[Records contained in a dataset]
============================================================
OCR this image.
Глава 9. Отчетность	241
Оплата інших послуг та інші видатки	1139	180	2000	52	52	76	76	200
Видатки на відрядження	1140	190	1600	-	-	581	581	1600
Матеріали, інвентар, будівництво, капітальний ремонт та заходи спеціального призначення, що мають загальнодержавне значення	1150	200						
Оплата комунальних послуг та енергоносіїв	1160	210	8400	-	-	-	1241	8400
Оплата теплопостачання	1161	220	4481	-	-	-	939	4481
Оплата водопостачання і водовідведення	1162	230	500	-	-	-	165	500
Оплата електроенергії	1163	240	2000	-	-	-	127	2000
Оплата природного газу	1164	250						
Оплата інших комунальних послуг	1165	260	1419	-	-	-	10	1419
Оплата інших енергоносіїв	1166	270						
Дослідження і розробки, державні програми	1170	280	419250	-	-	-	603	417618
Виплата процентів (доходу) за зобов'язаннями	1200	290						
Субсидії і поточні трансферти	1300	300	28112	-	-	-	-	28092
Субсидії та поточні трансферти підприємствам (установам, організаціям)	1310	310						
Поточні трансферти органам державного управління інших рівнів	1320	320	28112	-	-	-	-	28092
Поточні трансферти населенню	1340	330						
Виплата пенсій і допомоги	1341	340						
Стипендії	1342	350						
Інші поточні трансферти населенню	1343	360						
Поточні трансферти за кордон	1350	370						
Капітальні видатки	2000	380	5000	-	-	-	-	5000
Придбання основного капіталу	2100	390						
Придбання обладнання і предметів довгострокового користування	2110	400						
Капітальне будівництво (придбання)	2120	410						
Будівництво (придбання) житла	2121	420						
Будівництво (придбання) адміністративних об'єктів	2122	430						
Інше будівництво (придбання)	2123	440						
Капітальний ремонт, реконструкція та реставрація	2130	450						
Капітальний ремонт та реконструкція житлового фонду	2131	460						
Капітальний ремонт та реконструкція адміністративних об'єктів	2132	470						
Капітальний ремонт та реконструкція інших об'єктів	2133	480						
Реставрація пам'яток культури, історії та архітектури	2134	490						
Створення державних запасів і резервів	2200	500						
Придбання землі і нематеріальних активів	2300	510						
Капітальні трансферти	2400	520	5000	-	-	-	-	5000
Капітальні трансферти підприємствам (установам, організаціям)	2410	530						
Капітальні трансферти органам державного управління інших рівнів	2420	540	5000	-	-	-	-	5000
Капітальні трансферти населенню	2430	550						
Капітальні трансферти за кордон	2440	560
============================================================
- [Problem statement]:
Extract each line from the listing above, please, and repeat it exactly.

- [Output for this exercise]:
OCR this image.
Глава 9. Отчетность	241
Оплата інших послуг та інші видатки	1139	180	2000	52	52	76	76	200
Видатки на відрядження	1140	190	1600	-	-	581	581	1600
Матеріали, інвентар, будівництво, капітальний ремонт та заходи спеціального призначення, що мають загальнодержавне значення	1150	200						
Оплата комунальних послуг та енергоносіїв	1160	210	8400	-	-	-	1241	8400
Оплата теплопостачання	1161	220	4481	-	-	-	939	4481
Оплата водопостачання і водовідведення	1162	230	500	-	-	-	165	500
Оплата електроенергії	1163	240	2000	-	-	-	127	2000
Оплата природного газу	1164	250						
Оплата інших комунальних послуг	1165	260	1419	-	-	-	10	1419
Оплата інших енергоносіїв	1166	270						
Дослідження і розробки, державні програми	1170	280	419250	-	-	-	603	417618
Виплата процентів (доходу) за зобов'язаннями	1200	290						
Субсидії і поточні трансферти	1300	300	28112	-	-	-	-	28092
Субсидії та поточні трансферти підприємствам (установам, організаціям)	1310	310						
Поточні трансферти органам державного управління інших рівнів	1320	320	28112	-	-	-	-	28092
Поточні трансферти населенню	1340	330						
Виплата пенсій і допомоги	1341	340						
Стипендії	1342	350						
Інші поточні трансферти населенню	1343	360						
Поточні трансферти за кордон	1350	370						
Капітальні видатки	2000	380	5000	-	-	-	-	5000
Придбання основного капіталу	2100	390						
Придбання обладнання і предметів довгострокового користування	2110	400						
Капітальне будівництво (придбання)	2120	410						
Будівництво (придбання) житла	2121	420						
Будівництво (придбання) адміністративних об'єктів	2122	430						
Інше будівництво (придбання)	2123	440						
Капітальний ремонт, реконструкція та реставрація	2130	450						
Капітальний ремонт та реконструкція житлового фонду	2131	460						
Капітальний ремонт та реконструкція адміністративних об'єктів	2132	470						
Капітальний ремонт та реконструкція інших об'єктів	2133	480						
Реставрація пам'яток культури, історії та архітектури	2134	490						
Створення державних запасів і резервів	2200	500						
Придбання землі і нематеріальних активів	2300	510						
Капітальні трансферти	2400	520	5000	-	-	-	-	5000
Капітальні трансферти підприємствам (установам, організаціям)	2410	530						
Капітальні трансферти органам державного управління інших рівнів	2420	540	5000	-	-	-	-	5000
Капітальні трансферти населенню	2430	550						
Капітальні трансферти за кордон	2440	560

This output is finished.